> [Exercise brief] Every line of the data that contains the string "วาระท" must be copied.

^^^^^^^^

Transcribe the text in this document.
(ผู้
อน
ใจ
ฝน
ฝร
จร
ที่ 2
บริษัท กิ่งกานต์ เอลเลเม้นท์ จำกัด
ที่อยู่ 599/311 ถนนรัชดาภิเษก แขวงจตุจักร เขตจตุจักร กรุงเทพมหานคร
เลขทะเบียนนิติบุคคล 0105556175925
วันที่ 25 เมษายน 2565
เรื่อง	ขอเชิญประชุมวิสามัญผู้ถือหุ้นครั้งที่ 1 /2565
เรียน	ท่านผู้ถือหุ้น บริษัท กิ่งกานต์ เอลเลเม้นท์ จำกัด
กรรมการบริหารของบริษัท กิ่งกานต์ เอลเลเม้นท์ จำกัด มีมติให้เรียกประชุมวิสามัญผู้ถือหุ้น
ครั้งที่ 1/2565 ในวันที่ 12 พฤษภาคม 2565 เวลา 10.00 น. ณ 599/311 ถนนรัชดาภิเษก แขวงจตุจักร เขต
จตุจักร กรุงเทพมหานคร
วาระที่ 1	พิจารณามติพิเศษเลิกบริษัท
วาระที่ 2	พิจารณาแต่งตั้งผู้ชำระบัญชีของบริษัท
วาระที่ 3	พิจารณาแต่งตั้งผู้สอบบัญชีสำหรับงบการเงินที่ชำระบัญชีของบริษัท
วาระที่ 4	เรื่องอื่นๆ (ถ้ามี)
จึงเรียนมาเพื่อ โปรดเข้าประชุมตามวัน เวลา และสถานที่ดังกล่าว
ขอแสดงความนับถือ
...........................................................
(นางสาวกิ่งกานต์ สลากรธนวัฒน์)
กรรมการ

^^^^^^^^

> [Solved exercise]
วาระที่ 1	พิจารณามติพิเศษเลิกบริษัท
วาระที่ 2	พิจารณาแต่งตั้งผู้ชำระบัญชีของบริษัท
วาระที่ 3	พิจารณาแต่งตั้งผู้สอบบัญชีสำหรับงบการเงินที่ชำระบัญชีของบริษัท
วาระที่ 4	เรื่องอื่นๆ (ถ้ามี)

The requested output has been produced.